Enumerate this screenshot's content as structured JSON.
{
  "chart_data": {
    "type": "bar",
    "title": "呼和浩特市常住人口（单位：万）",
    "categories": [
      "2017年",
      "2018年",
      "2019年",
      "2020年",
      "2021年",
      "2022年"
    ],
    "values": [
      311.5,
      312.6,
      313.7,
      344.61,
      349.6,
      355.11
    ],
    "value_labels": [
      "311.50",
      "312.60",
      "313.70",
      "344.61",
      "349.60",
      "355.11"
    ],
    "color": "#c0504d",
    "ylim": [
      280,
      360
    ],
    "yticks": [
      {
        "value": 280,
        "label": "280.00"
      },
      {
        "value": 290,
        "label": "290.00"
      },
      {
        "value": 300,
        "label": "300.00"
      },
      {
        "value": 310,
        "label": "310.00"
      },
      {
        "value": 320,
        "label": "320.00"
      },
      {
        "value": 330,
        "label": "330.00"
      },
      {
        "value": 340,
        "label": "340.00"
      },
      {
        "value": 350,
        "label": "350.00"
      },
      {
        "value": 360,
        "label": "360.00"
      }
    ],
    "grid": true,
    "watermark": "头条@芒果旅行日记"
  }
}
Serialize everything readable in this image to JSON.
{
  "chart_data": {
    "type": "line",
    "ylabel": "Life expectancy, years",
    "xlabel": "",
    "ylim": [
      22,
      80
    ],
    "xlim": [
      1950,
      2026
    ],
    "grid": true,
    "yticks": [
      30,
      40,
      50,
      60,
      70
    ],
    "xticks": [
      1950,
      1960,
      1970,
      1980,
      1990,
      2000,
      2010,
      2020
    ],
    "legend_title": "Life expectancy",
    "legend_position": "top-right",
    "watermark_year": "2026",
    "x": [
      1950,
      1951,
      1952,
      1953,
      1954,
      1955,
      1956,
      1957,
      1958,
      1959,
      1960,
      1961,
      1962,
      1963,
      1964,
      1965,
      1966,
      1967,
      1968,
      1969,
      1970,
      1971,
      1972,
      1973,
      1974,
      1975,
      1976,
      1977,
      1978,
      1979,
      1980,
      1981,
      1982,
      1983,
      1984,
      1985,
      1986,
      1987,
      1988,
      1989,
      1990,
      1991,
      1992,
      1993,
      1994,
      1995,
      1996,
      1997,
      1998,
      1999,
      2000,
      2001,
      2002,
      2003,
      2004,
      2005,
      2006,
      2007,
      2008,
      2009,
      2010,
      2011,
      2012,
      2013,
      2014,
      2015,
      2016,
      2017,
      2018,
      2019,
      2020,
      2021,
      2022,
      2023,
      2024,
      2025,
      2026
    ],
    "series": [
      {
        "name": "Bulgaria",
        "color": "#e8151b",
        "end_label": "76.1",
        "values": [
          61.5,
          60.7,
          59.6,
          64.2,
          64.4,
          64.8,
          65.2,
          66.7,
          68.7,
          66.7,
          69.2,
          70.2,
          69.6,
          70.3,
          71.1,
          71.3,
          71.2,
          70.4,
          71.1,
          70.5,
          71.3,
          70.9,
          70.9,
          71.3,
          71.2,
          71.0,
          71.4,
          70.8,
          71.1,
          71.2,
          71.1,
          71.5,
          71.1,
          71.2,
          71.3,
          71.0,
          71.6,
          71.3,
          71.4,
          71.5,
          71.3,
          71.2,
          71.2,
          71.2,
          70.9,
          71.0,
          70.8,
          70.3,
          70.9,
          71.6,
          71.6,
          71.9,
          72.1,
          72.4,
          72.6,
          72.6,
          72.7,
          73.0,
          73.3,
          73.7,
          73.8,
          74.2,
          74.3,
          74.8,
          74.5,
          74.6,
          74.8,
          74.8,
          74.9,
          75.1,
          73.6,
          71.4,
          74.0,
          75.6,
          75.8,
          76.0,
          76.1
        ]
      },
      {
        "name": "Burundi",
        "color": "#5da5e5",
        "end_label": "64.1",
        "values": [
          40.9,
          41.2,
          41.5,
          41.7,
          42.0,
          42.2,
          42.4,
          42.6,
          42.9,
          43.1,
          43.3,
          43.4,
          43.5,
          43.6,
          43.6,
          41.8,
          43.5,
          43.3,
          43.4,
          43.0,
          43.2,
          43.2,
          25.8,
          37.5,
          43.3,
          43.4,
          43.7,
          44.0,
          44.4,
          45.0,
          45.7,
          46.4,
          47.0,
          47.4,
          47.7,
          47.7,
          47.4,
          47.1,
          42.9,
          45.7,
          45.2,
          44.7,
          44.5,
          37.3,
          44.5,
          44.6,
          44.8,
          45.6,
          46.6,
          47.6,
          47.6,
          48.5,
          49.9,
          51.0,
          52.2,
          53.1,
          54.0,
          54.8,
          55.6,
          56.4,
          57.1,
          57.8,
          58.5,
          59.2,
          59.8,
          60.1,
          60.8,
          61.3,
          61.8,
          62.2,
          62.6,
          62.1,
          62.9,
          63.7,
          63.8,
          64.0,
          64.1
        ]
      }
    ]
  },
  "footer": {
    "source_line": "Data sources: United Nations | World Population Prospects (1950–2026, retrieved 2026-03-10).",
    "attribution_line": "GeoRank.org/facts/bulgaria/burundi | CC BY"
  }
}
____
Required work:
Copy every line verbatim.

Expected answer:
Enumerate this screenshot's content as structured JSON.
{
  "chart_data": {
    "type": "bar",
    "title": "呼和浩特市常住人口（单位：万）",
    "categories": [
      "2017年",
      "2018年",
      "2019年",
      "2020年",
      "2021年",
      "2022年"
    ],
    "values": [
      311.5,
      312.6,
      313.7,
      344.61,
      349.6,
      355.11
    ],
    "value_labels": [
      "311.50",
      "312.60",
      "313.70",
      "344.61",
      "349.60",
      "355.11"
    ],
    "color": "#c0504d",
    "ylim": [
      280,
      360
    ],
    "yticks": [
      {
        "value": 280,
        "label": "280.00"
      },
      {
        "value": 290,
        "label": "290.00"
      },
      {
        "value": 300,
        "label": "300.00"
      },
      {
        "value": 310,
        "label": "310.00"
      },
      {
        "value": 320,
        "label": "320.00"
      },
      {
        "value": 330,
        "label": "330.00"
      },
      {
        "value": 340,
        "label": "340.00"
      },
      {
        "value": 350,
        "label": "350.00"
      },
      {
        "value": 360,
        "label": "360.00"
      }
    ],
    "grid": true,
    "watermark": "头条@芒果旅行日记"
  }
}
Serialize everything readable in this image to JSON.
{
  "chart_data": {
    "type": "line",
    "ylabel": "Life expectancy, years",
    "xlabel": "",
    "ylim": [
      22,
      80
    ],
    "xlim": [
      1950,
      2026
    ],
    "grid": true,
    "yticks": [
      30,
      40,
      50,
      60,
      70
    ],
    "xticks": [
      1950,
      1960,
      1970,
      1980,
      1990,
      2000,
      2010,
      2020
    ],
    "legend_title": "Life expectancy",
    "legend_position": "top-right",
    "watermark_year": "2026",
    "x": [
      1950,
      1951,
      1952,
      1953,
      1954,
      1955,
      1956,
      1957,
      1958,
      1959,
      1960,
      1961,
      1962,
      1963,
      1964,
      1965,
      1966,
      1967,
      1968,
      1969,
      1970,
      1971,
      1972,
      1973,
      1974,
      1975,
      1976,
      1977,
      1978,
      1979,
      1980,
      1981,
      1982,
      1983,
      1984,
      1985,
      1986,
      1987,
      1988,
      1989,
      1990,
      1991,
      1992,
      1993,
      1994,
      1995,
      1996,
      1997,
      1998,
      1999,
      2000,
      2001,
      2002,
      2003,
      2004,
      2005,
      2006,
      2007,
      2008,
      2009,
      2010,
      2011,
      2012,
      2013,
      2014,
      2015,
      2016,
      2017,
      2018,
      2019,
      2020,
      2021,
      2022,
      2023,
      2024,
      2025,
      2026
    ],
    "series": [
      {
        "name": "Bulgaria",
        "color": "#e8151b",
        "end_label": "76.1",
        "values": [
          61.5,
          60.7,
          59.6,
          64.2,
          64.4,
          64.8,
          65.2,
          66.7,
          68.7,
          66.7,
          69.2,
          70.2,
          69.6,
          70.3,
          71.1,
          71.3,
          71.2,
          70.4,
          71.1,
          70.5,
          71.3,
          70.9,
          70.9,
          71.3,
          71.2,
          71.0,
          71.4,
          70.8,
          71.1,
          71.2,
          71.1,
          71.5,
          71.1,
          71.2,
          71.3,
          71.0,
          71.6,
          71.3,
          71.4,
          71.5,
          71.3,
          71.2,
          71.2,
          71.2,
          70.9,
          71.0,
          70.8,
          70.3,
          70.9,
          71.6,
          71.6,
          71.9,
          72.1,
          72.4,
          72.6,
          72.6,
          72.7,
          73.0,
          73.3,
          73.7,
          73.8,
          74.2,
          74.3,
          74.8,
          74.5,
          74.6,
          74.8,
          74.8,
          74.9,
          75.1,
          73.6,
          71.4,
          74.0,
          75.6,
          75.8,
          76.0,
          76.1
        ]
      },
      {
        "name": "Burundi",
        "color": "#5da5e5",
        "end_label": "64.1",
        "values": [
          40.9,
          41.2,
          41.5,
          41.7,
          42.0,
          42.2,
          42.4,
          42.6,
          42.9,
          43.1,
          43.3,
          43.4,
          43.5,
          43.6,
          43.6,
          41.8,
          43.5,
          43.3,
          43.4,
          43.0,
          43.2,
          43.2,
          25.8,
          37.5,
          43.3,
          43.4,
          43.7,
          44.0,
          44.4,
          45.0,
          45.7,
          46.4,
          47.0,
          47.4,
          47.7,
          47.7,
          47.4,
          47.1,
          42.9,
          45.7,
          45.2,
          44.7,
          44.5,
          37.3,
          44.5,
          44.6,
          44.8,
          45.6,
          46.6,
          47.6,
          47.6,
          48.5,
          49.9,
          51.0,
          52.2,
          53.1,
          54.0,
          54.8,
          55.6,
          56.4,
          57.1,
          57.8,
          58.5,
          59.2,
          59.8,
          60.1,
          60.8,
          61.3,
          61.8,
          62.2,
          62.6,
          62.1,
          62.9,
          63.7,
          63.8,
          64.0,
          64.1
        ]
      }
    ]
  },
  "footer": {
    "source_line": "Data sources: United Nations | World Population Prospects (1950–2026, retrieved 2026-03-10).",
    "attribution_line": "GeoRank.org/facts/bulgaria/burundi | CC BY"
  }
}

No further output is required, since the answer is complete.